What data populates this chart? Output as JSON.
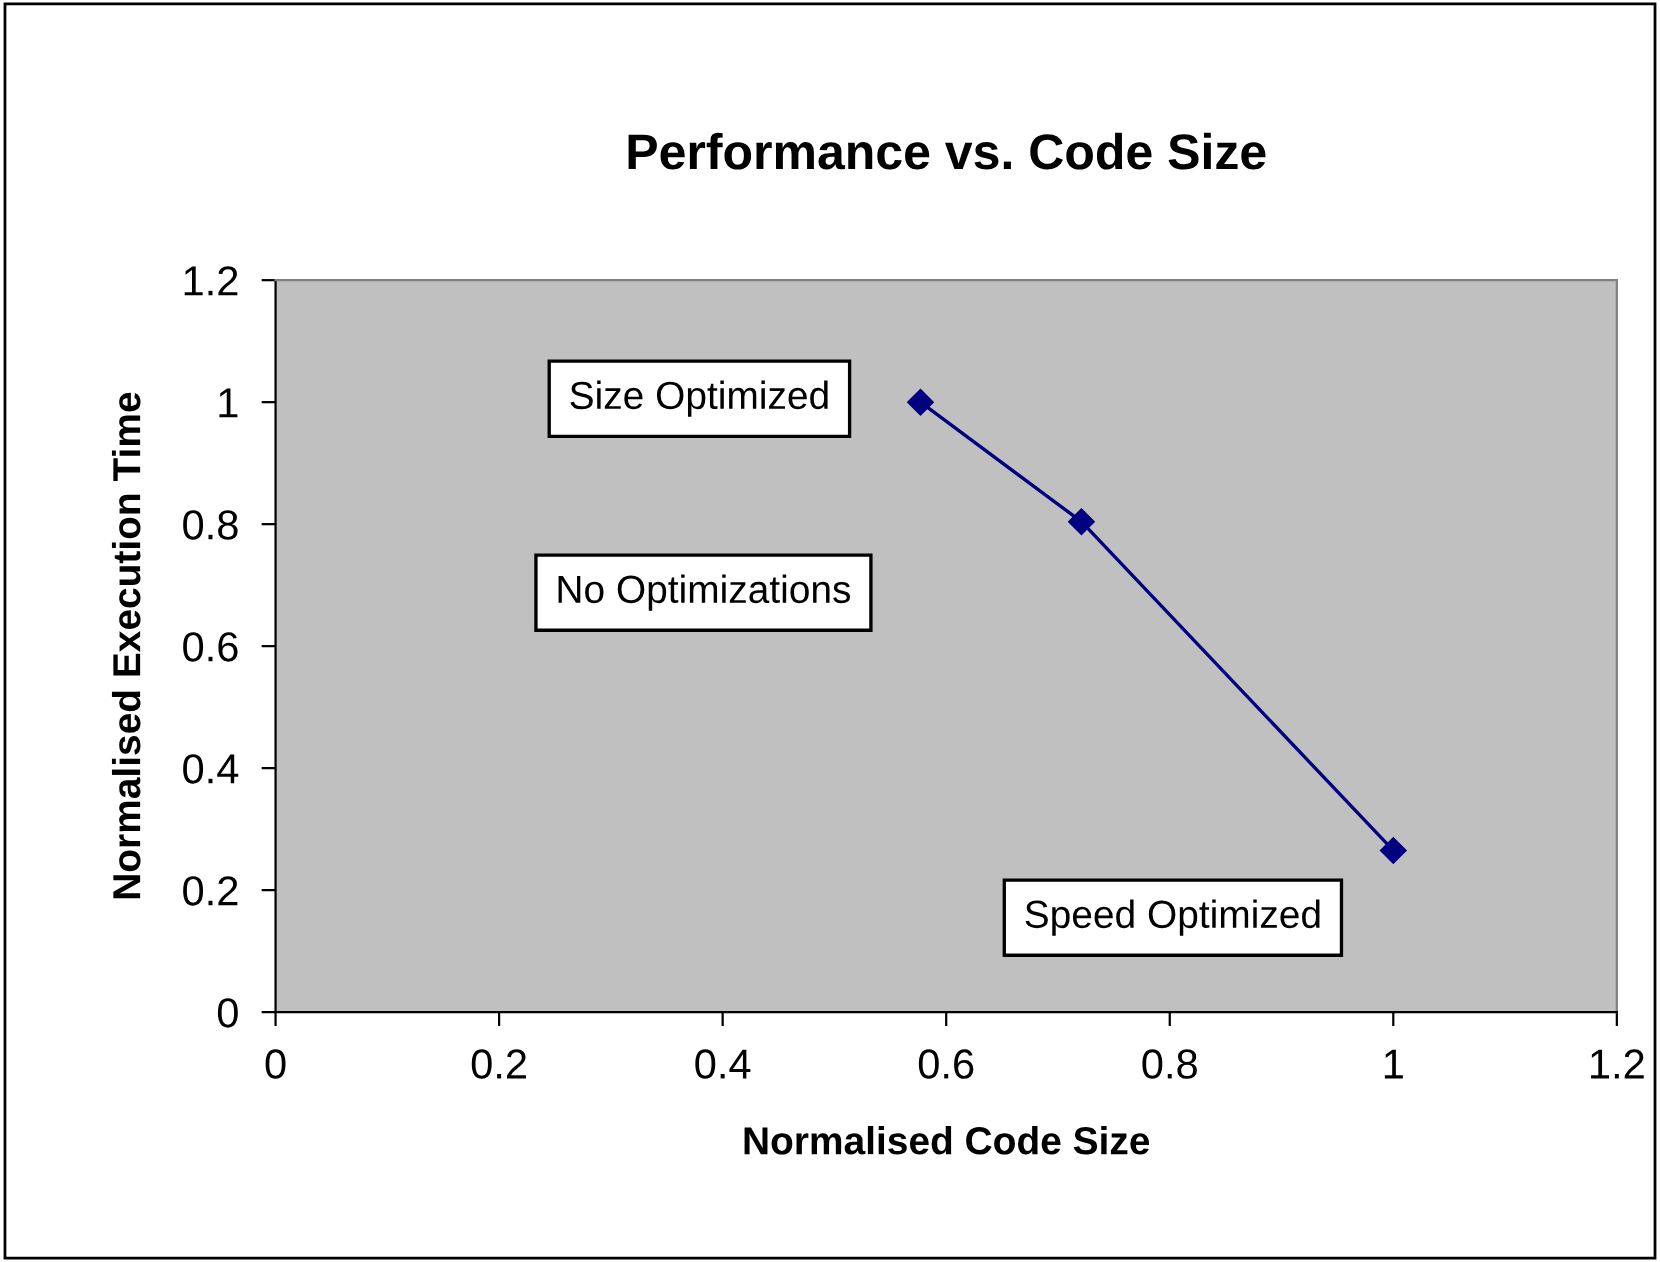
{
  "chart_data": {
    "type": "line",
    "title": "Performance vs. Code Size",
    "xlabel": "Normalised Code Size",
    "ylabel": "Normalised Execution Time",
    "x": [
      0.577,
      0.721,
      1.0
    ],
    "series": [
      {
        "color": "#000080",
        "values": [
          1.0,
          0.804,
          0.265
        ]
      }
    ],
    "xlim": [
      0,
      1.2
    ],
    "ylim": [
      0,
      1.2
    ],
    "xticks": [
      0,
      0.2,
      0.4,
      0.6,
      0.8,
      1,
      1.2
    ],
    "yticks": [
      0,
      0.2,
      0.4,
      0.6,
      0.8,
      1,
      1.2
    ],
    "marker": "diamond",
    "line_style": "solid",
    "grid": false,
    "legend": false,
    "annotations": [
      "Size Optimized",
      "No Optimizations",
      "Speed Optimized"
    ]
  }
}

* * *

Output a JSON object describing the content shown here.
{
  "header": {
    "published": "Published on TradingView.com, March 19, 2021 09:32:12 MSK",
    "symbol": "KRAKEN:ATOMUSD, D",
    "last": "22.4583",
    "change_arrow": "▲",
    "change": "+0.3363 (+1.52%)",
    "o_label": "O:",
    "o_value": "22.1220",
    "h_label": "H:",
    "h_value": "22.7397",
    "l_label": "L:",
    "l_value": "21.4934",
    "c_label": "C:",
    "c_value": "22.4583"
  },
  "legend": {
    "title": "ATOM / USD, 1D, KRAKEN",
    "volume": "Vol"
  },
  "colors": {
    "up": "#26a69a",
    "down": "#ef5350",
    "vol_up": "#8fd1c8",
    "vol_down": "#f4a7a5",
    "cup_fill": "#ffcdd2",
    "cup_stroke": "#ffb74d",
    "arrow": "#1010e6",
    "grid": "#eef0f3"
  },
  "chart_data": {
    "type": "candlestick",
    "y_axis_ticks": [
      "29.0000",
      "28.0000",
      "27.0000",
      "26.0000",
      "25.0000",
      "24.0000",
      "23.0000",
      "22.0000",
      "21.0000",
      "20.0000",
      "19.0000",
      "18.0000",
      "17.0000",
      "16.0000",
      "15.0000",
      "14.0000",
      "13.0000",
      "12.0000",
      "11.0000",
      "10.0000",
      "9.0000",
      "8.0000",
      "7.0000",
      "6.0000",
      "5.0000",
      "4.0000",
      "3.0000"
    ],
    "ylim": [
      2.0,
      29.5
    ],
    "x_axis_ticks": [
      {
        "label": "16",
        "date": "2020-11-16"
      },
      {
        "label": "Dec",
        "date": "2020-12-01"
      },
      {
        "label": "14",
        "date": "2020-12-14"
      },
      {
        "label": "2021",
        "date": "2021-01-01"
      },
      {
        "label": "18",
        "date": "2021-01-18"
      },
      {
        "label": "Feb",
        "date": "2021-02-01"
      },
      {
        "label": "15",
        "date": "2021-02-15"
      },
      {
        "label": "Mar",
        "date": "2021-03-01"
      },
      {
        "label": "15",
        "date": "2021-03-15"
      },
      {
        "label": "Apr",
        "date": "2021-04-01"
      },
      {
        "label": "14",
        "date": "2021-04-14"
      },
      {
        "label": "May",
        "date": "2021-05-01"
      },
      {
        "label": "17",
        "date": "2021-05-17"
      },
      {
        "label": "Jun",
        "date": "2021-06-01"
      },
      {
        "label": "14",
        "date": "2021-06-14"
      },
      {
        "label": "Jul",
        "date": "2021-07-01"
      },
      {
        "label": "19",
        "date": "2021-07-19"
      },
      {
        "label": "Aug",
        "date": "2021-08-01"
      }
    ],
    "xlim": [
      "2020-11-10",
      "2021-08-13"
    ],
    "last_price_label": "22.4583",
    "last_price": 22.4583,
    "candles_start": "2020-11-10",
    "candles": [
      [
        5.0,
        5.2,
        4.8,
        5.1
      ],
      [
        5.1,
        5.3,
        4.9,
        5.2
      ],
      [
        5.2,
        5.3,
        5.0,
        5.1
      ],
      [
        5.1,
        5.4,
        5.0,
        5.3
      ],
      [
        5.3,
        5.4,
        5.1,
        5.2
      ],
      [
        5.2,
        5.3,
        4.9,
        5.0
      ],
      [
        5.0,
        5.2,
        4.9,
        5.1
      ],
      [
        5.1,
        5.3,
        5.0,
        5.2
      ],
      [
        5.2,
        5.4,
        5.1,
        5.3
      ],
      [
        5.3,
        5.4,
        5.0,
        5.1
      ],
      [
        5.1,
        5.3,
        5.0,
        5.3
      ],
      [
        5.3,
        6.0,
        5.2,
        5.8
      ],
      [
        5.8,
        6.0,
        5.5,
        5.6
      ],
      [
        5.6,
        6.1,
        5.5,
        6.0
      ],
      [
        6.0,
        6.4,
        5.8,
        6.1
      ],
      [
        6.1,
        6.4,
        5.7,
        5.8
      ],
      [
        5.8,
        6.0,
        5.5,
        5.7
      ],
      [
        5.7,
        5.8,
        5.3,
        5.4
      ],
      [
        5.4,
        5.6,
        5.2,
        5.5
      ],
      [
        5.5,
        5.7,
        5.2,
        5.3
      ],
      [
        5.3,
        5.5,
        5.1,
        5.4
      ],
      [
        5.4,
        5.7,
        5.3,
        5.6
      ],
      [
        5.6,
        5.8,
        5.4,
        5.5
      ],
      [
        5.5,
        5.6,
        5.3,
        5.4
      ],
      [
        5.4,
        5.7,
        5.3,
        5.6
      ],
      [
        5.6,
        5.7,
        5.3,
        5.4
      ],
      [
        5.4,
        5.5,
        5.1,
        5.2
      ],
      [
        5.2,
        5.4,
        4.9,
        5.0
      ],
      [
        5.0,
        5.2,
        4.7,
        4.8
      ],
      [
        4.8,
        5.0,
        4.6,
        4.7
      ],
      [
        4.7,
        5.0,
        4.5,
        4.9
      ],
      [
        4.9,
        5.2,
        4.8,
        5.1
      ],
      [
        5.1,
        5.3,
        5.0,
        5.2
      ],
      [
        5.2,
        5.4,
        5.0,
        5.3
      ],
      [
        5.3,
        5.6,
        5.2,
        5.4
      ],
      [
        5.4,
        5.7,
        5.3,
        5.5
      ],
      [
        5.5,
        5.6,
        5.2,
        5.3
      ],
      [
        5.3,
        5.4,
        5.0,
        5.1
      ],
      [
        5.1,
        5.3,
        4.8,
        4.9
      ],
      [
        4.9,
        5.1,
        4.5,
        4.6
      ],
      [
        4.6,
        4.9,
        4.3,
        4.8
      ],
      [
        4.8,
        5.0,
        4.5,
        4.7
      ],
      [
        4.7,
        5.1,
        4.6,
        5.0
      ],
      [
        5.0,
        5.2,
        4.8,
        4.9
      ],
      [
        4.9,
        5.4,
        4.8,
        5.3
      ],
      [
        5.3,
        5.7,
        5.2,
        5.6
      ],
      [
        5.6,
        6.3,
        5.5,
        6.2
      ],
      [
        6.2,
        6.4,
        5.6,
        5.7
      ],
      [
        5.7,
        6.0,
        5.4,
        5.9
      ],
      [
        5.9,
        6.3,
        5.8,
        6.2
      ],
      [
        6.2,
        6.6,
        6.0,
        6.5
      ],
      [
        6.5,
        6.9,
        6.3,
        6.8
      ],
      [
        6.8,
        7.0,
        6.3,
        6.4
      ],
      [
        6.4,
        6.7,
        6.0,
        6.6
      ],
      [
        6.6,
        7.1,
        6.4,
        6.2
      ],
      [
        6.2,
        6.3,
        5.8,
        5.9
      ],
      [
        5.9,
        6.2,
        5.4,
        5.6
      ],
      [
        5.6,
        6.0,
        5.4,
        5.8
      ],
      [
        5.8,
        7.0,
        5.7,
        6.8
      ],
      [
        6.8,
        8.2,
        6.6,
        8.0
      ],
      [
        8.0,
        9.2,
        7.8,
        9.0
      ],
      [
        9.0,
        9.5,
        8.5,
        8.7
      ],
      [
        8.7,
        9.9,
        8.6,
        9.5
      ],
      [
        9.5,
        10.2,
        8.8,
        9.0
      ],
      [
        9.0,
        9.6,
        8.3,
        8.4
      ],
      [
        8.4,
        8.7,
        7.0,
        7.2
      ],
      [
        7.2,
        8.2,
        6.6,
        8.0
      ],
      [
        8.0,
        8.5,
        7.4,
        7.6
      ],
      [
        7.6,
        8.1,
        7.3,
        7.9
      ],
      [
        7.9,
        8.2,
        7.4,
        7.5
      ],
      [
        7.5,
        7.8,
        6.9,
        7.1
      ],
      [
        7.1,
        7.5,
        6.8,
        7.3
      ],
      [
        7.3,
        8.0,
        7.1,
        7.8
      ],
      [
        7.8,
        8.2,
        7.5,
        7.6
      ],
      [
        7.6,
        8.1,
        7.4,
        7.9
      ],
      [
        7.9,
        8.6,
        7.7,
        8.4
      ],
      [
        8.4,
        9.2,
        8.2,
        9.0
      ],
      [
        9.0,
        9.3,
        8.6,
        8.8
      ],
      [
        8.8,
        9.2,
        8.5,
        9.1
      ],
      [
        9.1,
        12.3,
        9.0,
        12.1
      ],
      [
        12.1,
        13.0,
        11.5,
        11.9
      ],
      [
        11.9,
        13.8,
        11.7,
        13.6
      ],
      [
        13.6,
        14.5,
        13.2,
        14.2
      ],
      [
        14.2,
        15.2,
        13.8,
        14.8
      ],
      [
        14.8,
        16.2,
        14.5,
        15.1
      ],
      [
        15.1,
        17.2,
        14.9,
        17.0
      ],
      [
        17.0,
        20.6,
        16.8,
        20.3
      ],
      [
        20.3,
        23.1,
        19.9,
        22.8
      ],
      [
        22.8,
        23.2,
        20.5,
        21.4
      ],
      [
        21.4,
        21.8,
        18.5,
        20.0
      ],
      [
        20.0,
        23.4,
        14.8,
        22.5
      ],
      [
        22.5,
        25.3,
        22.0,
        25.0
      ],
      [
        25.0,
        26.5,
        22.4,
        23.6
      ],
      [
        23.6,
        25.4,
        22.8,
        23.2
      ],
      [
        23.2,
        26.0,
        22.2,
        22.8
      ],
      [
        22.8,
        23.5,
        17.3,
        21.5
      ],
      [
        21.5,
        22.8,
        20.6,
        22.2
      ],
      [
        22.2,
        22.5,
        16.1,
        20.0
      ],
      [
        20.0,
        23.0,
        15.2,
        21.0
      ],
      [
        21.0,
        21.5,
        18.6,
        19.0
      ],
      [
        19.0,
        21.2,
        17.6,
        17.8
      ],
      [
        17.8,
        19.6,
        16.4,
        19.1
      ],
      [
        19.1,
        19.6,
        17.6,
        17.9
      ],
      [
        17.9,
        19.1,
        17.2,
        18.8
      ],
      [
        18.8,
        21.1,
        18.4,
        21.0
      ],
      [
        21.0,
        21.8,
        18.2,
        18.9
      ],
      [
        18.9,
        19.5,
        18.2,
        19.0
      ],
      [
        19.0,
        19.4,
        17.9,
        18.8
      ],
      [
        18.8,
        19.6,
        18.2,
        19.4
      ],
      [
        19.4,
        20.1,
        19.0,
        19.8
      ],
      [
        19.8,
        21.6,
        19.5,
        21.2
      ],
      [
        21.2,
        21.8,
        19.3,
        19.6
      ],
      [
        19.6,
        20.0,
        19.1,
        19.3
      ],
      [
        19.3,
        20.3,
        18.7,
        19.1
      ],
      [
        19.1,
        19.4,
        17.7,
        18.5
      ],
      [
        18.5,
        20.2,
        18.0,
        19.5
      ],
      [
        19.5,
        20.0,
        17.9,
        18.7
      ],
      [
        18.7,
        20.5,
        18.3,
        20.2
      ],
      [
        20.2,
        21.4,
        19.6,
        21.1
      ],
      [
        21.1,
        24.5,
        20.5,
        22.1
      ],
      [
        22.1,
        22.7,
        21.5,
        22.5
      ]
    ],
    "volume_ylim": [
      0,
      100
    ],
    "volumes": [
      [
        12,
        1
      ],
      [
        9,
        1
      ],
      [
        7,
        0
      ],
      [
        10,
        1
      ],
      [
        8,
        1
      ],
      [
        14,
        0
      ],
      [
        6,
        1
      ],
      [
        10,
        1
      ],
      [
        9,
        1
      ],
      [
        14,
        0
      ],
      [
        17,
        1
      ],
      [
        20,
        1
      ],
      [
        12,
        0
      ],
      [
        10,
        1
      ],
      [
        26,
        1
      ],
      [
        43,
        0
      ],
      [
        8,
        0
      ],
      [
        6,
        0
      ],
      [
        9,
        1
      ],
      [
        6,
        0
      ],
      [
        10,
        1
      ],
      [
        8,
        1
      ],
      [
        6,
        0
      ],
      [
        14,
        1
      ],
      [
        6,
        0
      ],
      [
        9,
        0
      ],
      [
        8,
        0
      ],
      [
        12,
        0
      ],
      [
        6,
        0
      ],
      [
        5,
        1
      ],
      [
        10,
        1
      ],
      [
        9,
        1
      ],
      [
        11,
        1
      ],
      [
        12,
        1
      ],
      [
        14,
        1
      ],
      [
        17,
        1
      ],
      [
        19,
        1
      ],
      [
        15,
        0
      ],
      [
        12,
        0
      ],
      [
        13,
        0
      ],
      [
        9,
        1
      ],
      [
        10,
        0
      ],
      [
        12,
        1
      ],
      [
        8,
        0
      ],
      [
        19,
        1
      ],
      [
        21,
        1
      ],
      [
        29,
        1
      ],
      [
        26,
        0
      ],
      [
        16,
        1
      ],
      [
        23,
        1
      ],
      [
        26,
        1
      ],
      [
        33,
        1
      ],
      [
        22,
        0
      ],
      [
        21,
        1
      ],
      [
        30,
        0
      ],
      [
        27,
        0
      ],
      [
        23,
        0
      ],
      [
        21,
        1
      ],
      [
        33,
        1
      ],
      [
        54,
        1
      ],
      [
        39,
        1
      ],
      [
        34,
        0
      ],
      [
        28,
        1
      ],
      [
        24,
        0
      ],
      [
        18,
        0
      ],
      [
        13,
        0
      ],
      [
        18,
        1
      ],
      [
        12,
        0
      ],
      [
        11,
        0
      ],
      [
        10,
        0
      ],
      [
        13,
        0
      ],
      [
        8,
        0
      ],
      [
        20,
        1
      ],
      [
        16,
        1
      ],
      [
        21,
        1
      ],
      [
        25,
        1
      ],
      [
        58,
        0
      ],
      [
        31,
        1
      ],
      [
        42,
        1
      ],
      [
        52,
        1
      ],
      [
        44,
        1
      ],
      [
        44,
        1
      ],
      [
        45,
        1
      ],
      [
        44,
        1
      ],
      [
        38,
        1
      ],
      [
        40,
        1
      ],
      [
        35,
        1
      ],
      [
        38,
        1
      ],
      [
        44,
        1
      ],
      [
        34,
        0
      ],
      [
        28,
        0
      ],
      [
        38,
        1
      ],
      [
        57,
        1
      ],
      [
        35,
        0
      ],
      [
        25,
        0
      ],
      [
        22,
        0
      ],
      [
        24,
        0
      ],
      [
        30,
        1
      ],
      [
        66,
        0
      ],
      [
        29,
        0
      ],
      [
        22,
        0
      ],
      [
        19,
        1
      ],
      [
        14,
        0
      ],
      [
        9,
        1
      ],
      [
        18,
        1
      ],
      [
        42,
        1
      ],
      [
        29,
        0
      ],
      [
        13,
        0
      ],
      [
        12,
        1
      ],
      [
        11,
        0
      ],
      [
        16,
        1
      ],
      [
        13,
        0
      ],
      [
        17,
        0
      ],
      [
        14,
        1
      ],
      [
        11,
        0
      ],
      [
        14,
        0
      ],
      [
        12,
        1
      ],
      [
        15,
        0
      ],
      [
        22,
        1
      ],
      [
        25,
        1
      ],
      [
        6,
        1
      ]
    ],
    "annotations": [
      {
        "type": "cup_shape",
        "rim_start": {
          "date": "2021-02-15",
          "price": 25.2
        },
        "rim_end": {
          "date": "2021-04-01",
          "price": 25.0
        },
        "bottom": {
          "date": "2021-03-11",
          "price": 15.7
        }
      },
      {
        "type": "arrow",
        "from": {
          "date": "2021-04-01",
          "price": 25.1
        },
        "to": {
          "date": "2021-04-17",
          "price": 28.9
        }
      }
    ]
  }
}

**Exercise task**. Filter the records above for lines containing the word "JSON", and copy those lines.

**Task solution**.
What data populates this chart? Output as JSON.
Output a JSON object describing the content shown here.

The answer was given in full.